Copy out every record precisely.

● ● ● ● ● ● ●

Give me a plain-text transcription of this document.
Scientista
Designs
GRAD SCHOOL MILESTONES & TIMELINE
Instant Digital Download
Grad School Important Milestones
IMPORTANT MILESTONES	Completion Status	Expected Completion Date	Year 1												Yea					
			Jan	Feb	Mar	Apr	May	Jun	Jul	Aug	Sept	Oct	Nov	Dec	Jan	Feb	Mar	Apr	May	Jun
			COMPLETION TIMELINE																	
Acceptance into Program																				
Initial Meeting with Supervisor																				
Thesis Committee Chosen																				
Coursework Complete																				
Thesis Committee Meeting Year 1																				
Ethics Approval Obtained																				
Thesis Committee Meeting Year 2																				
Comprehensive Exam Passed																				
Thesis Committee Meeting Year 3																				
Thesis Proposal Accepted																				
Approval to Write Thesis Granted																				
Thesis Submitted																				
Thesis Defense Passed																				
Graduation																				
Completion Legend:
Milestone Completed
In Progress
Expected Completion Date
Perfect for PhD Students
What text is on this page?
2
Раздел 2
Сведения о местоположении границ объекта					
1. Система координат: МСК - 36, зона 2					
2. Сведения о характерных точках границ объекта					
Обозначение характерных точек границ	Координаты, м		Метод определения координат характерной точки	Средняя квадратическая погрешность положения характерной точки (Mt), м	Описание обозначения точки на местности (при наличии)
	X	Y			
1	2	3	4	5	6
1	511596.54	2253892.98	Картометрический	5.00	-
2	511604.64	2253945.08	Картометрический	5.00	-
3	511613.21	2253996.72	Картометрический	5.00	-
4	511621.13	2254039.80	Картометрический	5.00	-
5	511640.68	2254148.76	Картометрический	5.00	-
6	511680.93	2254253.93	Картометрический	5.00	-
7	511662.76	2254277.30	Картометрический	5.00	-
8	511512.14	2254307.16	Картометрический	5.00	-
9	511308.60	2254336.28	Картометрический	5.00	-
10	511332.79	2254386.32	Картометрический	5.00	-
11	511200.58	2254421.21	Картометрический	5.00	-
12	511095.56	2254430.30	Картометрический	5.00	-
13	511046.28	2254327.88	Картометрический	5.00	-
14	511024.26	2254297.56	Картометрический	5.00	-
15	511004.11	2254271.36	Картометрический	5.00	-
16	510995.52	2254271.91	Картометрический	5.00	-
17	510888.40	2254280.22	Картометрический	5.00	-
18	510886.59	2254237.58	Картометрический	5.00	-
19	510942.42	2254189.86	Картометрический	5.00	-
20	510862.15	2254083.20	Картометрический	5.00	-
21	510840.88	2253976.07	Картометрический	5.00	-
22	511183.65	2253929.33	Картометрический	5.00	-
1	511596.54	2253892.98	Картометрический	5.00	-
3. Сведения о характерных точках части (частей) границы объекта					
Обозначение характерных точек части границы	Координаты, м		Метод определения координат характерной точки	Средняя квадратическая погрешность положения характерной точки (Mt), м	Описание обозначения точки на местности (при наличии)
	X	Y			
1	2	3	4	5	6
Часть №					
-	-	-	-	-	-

● ● ● ● ● ● ●

# Finished answer:
Give me a plain-text transcription of this document.
Scientista
Designs
GRAD SCHOOL MILESTONES & TIMELINE
Instant Digital Download
Grad School Important Milestones
IMPORTANT MILESTONES	Completion Status	Expected Completion Date	Year 1												Yea					
			Jan	Feb	Mar	Apr	May	Jun	Jul	Aug	Sept	Oct	Nov	Dec	Jan	Feb	Mar	Apr	May	Jun
			COMPLETION TIMELINE																	
Acceptance into Program																				
Initial Meeting with Supervisor																				
Thesis Committee Chosen																				
Coursework Complete																				
Thesis Committee Meeting Year 1																				
Ethics Approval Obtained																				
Thesis Committee Meeting Year 2																				
Comprehensive Exam Passed																				
Thesis Committee Meeting Year 3																				
Thesis Proposal Accepted																				
Approval to Write Thesis Granted																				
Thesis Submitted																				
Thesis Defense Passed																				
Graduation																				
Completion Legend:
Milestone Completed
In Progress
Expected Completion Date
Perfect for PhD Students
What text is on this page?
2
Раздел 2
Сведения о местоположении границ объекта					
1. Система координат: МСК - 36, зона 2					
2. Сведения о характерных точках границ объекта					
Обозначение характерных точек границ	Координаты, м		Метод определения координат характерной точки	Средняя квадратическая погрешность положения характерной точки (Mt), м	Описание обозначения точки на местности (при наличии)
	X	Y			
1	2	3	4	5	6
1	511596.54	2253892.98	Картометрический	5.00	-
2	511604.64	2253945.08	Картометрический	5.00	-
3	511613.21	2253996.72	Картометрический	5.00	-
4	511621.13	2254039.80	Картометрический	5.00	-
5	511640.68	2254148.76	Картометрический	5.00	-
6	511680.93	2254253.93	Картометрический	5.00	-
7	511662.76	2254277.30	Картометрический	5.00	-
8	511512.14	2254307.16	Картометрический	5.00	-
9	511308.60	2254336.28	Картометрический	5.00	-
10	511332.79	2254386.32	Картометрический	5.00	-
11	511200.58	2254421.21	Картометрический	5.00	-
12	511095.56	2254430.30	Картометрический	5.00	-
13	511046.28	2254327.88	Картометрический	5.00	-
14	511024.26	2254297.56	Картометрический	5.00	-
15	511004.11	2254271.36	Картометрический	5.00	-
16	510995.52	2254271.91	Картометрический	5.00	-
17	510888.40	2254280.22	Картометрический	5.00	-
18	510886.59	2254237.58	Картометрический	5.00	-
19	510942.42	2254189.86	Картометрический	5.00	-
20	510862.15	2254083.20	Картометрический	5.00	-
21	510840.88	2253976.07	Картометрический	5.00	-
22	511183.65	2253929.33	Картометрический	5.00	-
1	511596.54	2253892.98	Картометрический	5.00	-
3. Сведения о характерных точках части (частей) границы объекта					
Обозначение характерных точек части границы	Координаты, м		Метод определения координат характерной точки	Средняя квадратическая погрешность положения характерной точки (Mt), м	Описание обозначения точки на местности (при наличии)
	X	Y			
1	2	3	4	5	6
Часть №					
-	-	-	-	-	-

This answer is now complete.